WHAT IS EXPECTED:
Restate all entries exactly. Skip the images.

AVAILABLE RECORDS:
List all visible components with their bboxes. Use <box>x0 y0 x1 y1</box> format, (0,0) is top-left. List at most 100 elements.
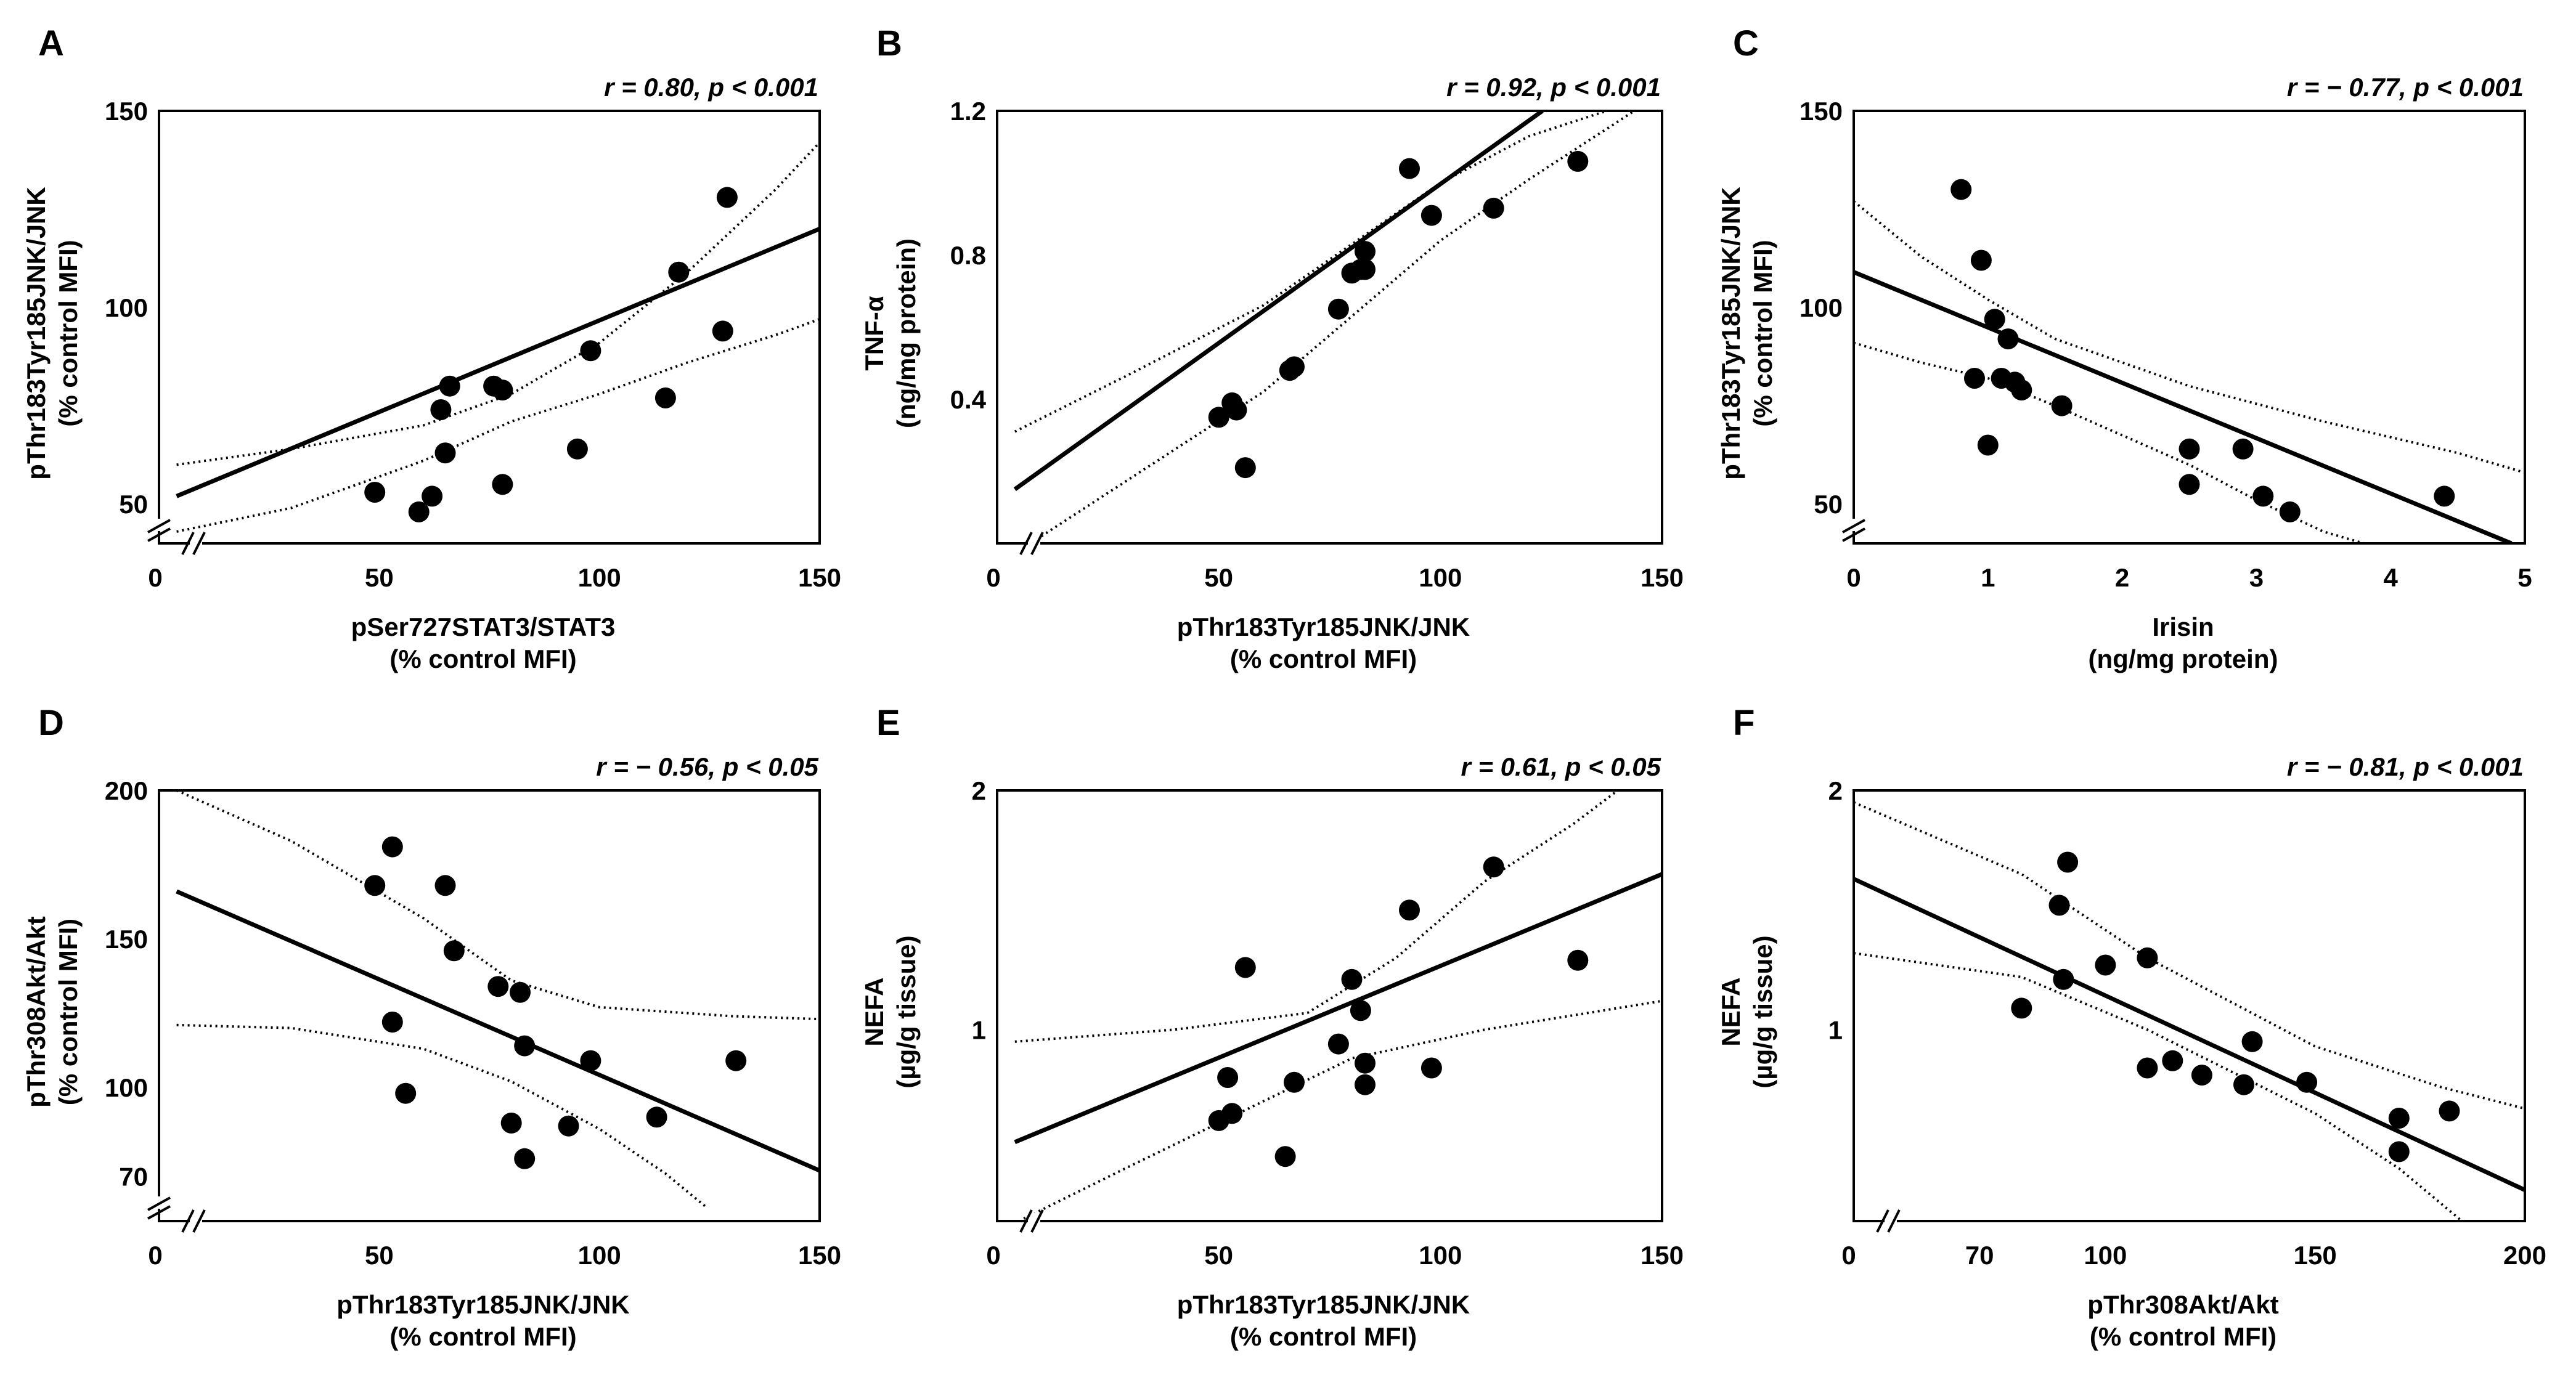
x-tick-label: 150 <box>1641 1241 1684 1270</box>
y-axis-break <box>147 1196 171 1211</box>
data-point <box>434 875 456 896</box>
x-tick-label: 100 <box>2084 1241 2127 1270</box>
correlation-stat: r = − 0.77, p < 0.001 <box>2287 73 2524 102</box>
ci-lower-band <box>176 318 820 533</box>
x-axis-label: pThr183Tyr185JNK/JNK <box>336 1290 629 1319</box>
x-tick-label: 0 <box>986 1241 1000 1270</box>
plot-frame <box>158 789 821 1222</box>
plot-frame <box>1853 789 2526 1222</box>
data-point <box>725 1050 747 1071</box>
y-tick-label: 0.4 <box>950 385 987 414</box>
data-point <box>558 1115 579 1137</box>
regression-line <box>1013 111 1544 492</box>
x-tick-label: 150 <box>2294 1241 2337 1270</box>
y-tick-label: 150 <box>1800 97 1843 126</box>
x-tick-label: 150 <box>798 1241 841 1270</box>
data-point <box>2162 1050 2183 1071</box>
x-axis-label: pThr183Tyr185JNK/JNK <box>1177 612 1470 641</box>
data-point <box>2011 380 2032 401</box>
plot-frame <box>996 110 1663 545</box>
y-axis-label: (% control MFI) <box>54 919 83 1105</box>
correlation-stat: r = 0.61, p < 0.05 <box>1461 752 1661 781</box>
y-tick-label: 70 <box>119 1163 148 1191</box>
panel-letter: A <box>38 23 64 63</box>
y-axis-label: NEFA <box>1716 977 1745 1046</box>
y-tick-label: 1 <box>1828 1015 1843 1044</box>
y-tick-label: 2 <box>1828 776 1843 805</box>
data-point <box>2048 895 2070 916</box>
y-tick-label: 2 <box>972 776 986 805</box>
x-tick-label: 50 <box>365 1241 394 1270</box>
data-point <box>1950 179 1972 200</box>
y-axis-label: pThr183Tyr185JNK/JNK <box>22 187 51 479</box>
y-axis-break <box>147 1205 171 1220</box>
x-tick-label: 100 <box>1419 1241 1462 1270</box>
data-point <box>514 1035 536 1057</box>
data-point <box>2439 1100 2460 1122</box>
panel-c: Cr = − 0.77, p < 0.001 0 1 2 3 4 5 50 100 150 Iris… <box>1716 23 2532 673</box>
y-tick-label: 0.8 <box>950 241 986 270</box>
y-zero-tick-label: 0 <box>1841 1241 1856 1270</box>
x-tick-label: 3 <box>2249 563 2264 592</box>
data-point <box>2051 395 2073 416</box>
panel-a: Ar = 0.80, p < 0.001 0 50 100 150 50 100 150 pSe… <box>22 23 841 673</box>
data-point <box>1284 356 1305 378</box>
x-axis-break <box>1876 1209 1889 1233</box>
x-axis-break <box>1030 1209 1044 1233</box>
x-tick-label: 2 <box>2115 563 2129 592</box>
data-point <box>1208 407 1229 428</box>
ci-upper-band <box>176 141 820 466</box>
data-point <box>2179 438 2200 460</box>
data-point <box>364 482 386 503</box>
data-point <box>2388 1141 2410 1163</box>
y-tick-label: 200 <box>105 776 148 805</box>
data-point <box>1399 158 1420 179</box>
correlation-stat: r = − 0.56, p < 0.05 <box>596 752 818 781</box>
x-tick-label: 70 <box>1965 1241 1994 1270</box>
data-point <box>580 1050 601 1071</box>
ci-upper-band <box>176 790 820 1021</box>
data-point <box>1970 250 1992 271</box>
data-point <box>566 438 588 460</box>
panel-letter: B <box>876 23 902 63</box>
data-point <box>2191 1065 2212 1086</box>
y-tick-label: 100 <box>1800 293 1843 322</box>
x-axis-label: (ng/mg protein) <box>2089 644 2278 673</box>
data-point <box>1327 298 1349 320</box>
data-point <box>395 1082 417 1104</box>
data-point <box>2241 1031 2263 1052</box>
y-tick-label: 150 <box>105 97 148 126</box>
y-tick-label: 50 <box>119 490 148 519</box>
x-axis-break <box>192 532 206 555</box>
y-axis-break <box>1842 527 1865 542</box>
data-point <box>443 940 465 962</box>
x-axis-label: pSer727STAT3/STAT3 <box>351 612 616 641</box>
data-point <box>1997 328 2019 350</box>
data-point <box>1234 457 1256 479</box>
x-tick-label: 0 <box>1846 563 1861 592</box>
panel-letter: E <box>876 703 900 743</box>
data-point <box>1420 205 1442 226</box>
y-axis-label: TNF-α <box>860 296 889 371</box>
data-point <box>716 187 738 208</box>
x-axis-label: (% control MFI) <box>2090 1322 2276 1351</box>
data-point <box>430 399 452 420</box>
correlation-stat: r = 0.80, p < 0.001 <box>604 73 818 102</box>
regression-line <box>1854 270 2513 543</box>
data-point <box>2179 474 2200 495</box>
x-axis-break <box>181 1209 195 1233</box>
data-point <box>2296 1071 2318 1093</box>
data-point <box>2232 438 2254 460</box>
x-axis-label: pThr308Akt/Akt <box>2087 1290 2278 1319</box>
x-tick-label: 150 <box>1641 563 1684 592</box>
panel-letter: F <box>1733 703 1755 743</box>
data-point <box>487 976 509 997</box>
x-tick-label: 100 <box>578 563 621 592</box>
y-tick-label: 1.2 <box>950 97 986 126</box>
plot-frame <box>158 110 821 545</box>
data-point <box>580 340 601 362</box>
data-point <box>646 1106 667 1128</box>
regression-line <box>1014 872 1662 1145</box>
data-point <box>1355 259 1376 280</box>
data-point <box>514 1148 536 1169</box>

RESPONSE BELOW:
List all visible components with their bboxes. Use <box>x0 y0 x1 y1</box> format, (0,0) is top-left. List at most 100 elements.
x-tick-label: 150 <box>1641 1241 1684 1270</box>
y-axis-break <box>147 1196 171 1211</box>
data-point <box>434 875 456 896</box>
x-tick-label: 100 <box>2084 1241 2127 1270</box>
correlation-stat: r = − 0.77, p < 0.001 <box>2287 73 2524 102</box>
ci-lower-band <box>176 318 820 533</box>
x-axis-label: pThr183Tyr185JNK/JNK <box>336 1290 629 1319</box>
x-tick-label: 0 <box>986 1241 1000 1270</box>
plot-frame <box>158 789 821 1222</box>
plot-frame <box>1853 789 2526 1222</box>
data-point <box>725 1050 747 1071</box>
y-tick-label: 0.4 <box>950 385 987 414</box>
data-point <box>558 1115 579 1137</box>
regression-line <box>1013 111 1544 492</box>
x-tick-label: 150 <box>2294 1241 2337 1270</box>
y-tick-label: 150 <box>1800 97 1843 126</box>
x-tick-label: 150 <box>798 1241 841 1270</box>
data-point <box>2162 1050 2183 1071</box>
x-axis-label: pThr183Tyr185JNK/JNK <box>1177 612 1470 641</box>
data-point <box>2011 380 2032 401</box>
plot-frame <box>996 110 1663 545</box>
y-axis-label: (% control MFI) <box>54 919 83 1105</box>
correlation-stat: r = 0.61, p < 0.05 <box>1461 752 1661 781</box>
y-tick-label: 70 <box>119 1163 148 1191</box>
panel-letter: A <box>38 23 64 63</box>
y-axis-label: NEFA <box>1716 977 1745 1046</box>
y-tick-label: 1 <box>1828 1015 1843 1044</box>
y-tick-label: 2 <box>1828 776 1843 805</box>
data-point <box>2048 895 2070 916</box>
y-tick-label: 2 <box>972 776 986 805</box>
x-tick-label: 50 <box>365 1241 394 1270</box>
data-point <box>1950 179 1972 200</box>
y-axis-label: pThr183Tyr185JNK/JNK <box>22 187 51 479</box>
y-axis-break <box>147 1205 171 1220</box>
x-tick-label: 100 <box>1419 1241 1462 1270</box>
data-point <box>514 1035 536 1057</box>
data-point <box>2439 1100 2460 1122</box>
panel-c: Cr = − 0.77, p < 0.001 0 1 2 3 4 5 50 100 150 Iris… <box>1716 23 2532 673</box>
y-tick-label: 0.8 <box>950 241 986 270</box>
y-zero-tick-label: 0 <box>1841 1241 1856 1270</box>
x-tick-label: 3 <box>2249 563 2264 592</box>
data-point <box>2051 395 2073 416</box>
panel-a: Ar = 0.80, p < 0.001 0 50 100 150 50 100 150 pSe… <box>22 23 841 673</box>
data-point <box>1284 356 1305 378</box>
x-axis-break <box>1876 1209 1889 1233</box>
x-axis-break <box>1030 1209 1044 1233</box>
x-tick-label: 2 <box>2115 563 2129 592</box>
data-point <box>1208 407 1229 428</box>
ci-upper-band <box>176 141 820 466</box>
data-point <box>2179 438 2200 460</box>
data-point <box>364 482 386 503</box>
data-point <box>2388 1141 2410 1163</box>
y-tick-label: 200 <box>105 776 148 805</box>
data-point <box>1399 158 1420 179</box>
correlation-stat: r = − 0.56, p < 0.05 <box>596 752 818 781</box>
x-tick-label: 70 <box>1965 1241 1994 1270</box>
data-point <box>580 1050 601 1071</box>
ci-upper-band <box>176 790 820 1021</box>
data-point <box>1970 250 1992 271</box>
data-point <box>566 438 588 460</box>
panel-letter: B <box>876 23 902 63</box>
data-point <box>2191 1065 2212 1086</box>
y-tick-label: 100 <box>1800 293 1843 322</box>
x-axis-label: (ng/mg protein) <box>2089 644 2278 673</box>
data-point <box>1327 298 1349 320</box>
data-point <box>395 1082 417 1104</box>
data-point <box>2241 1031 2263 1052</box>
y-tick-label: 150 <box>105 97 148 126</box>
y-tick-label: 50 <box>119 490 148 519</box>
x-axis-break <box>192 532 206 555</box>
y-axis-break <box>1842 527 1865 542</box>
data-point <box>443 940 465 962</box>
x-axis-label: pSer727STAT3/STAT3 <box>351 612 616 641</box>
data-point <box>1997 328 2019 350</box>
data-point <box>1234 457 1256 479</box>
x-tick-label: 0 <box>1846 563 1861 592</box>
panel-letter: E <box>876 703 900 743</box>
data-point <box>1420 205 1442 226</box>
y-axis-label: TNF-α <box>860 296 889 371</box>
data-point <box>716 187 738 208</box>
x-axis-label: (% control MFI) <box>2090 1322 2276 1351</box>
data-point <box>430 399 452 420</box>
correlation-stat: r = 0.80, p < 0.001 <box>604 73 818 102</box>
regression-line <box>1854 270 2513 543</box>
data-point <box>2179 474 2200 495</box>
x-axis-break <box>181 1209 195 1233</box>
data-point <box>2296 1071 2318 1093</box>
data-point <box>2232 438 2254 460</box>
x-axis-label: pThr308Akt/Akt <box>2087 1290 2278 1319</box>
x-tick-label: 150 <box>1641 563 1684 592</box>
panel-letter: F <box>1733 703 1755 743</box>
data-point <box>487 976 509 997</box>
x-tick-label: 100 <box>578 563 621 592</box>
y-tick-label: 1.2 <box>950 97 986 126</box>
plot-frame <box>158 110 821 545</box>
data-point <box>580 340 601 362</box>
data-point <box>646 1106 667 1128</box>
regression-line <box>1014 872 1662 1145</box>
data-point <box>1355 259 1376 280</box>
data-point <box>514 1148 536 1169</box>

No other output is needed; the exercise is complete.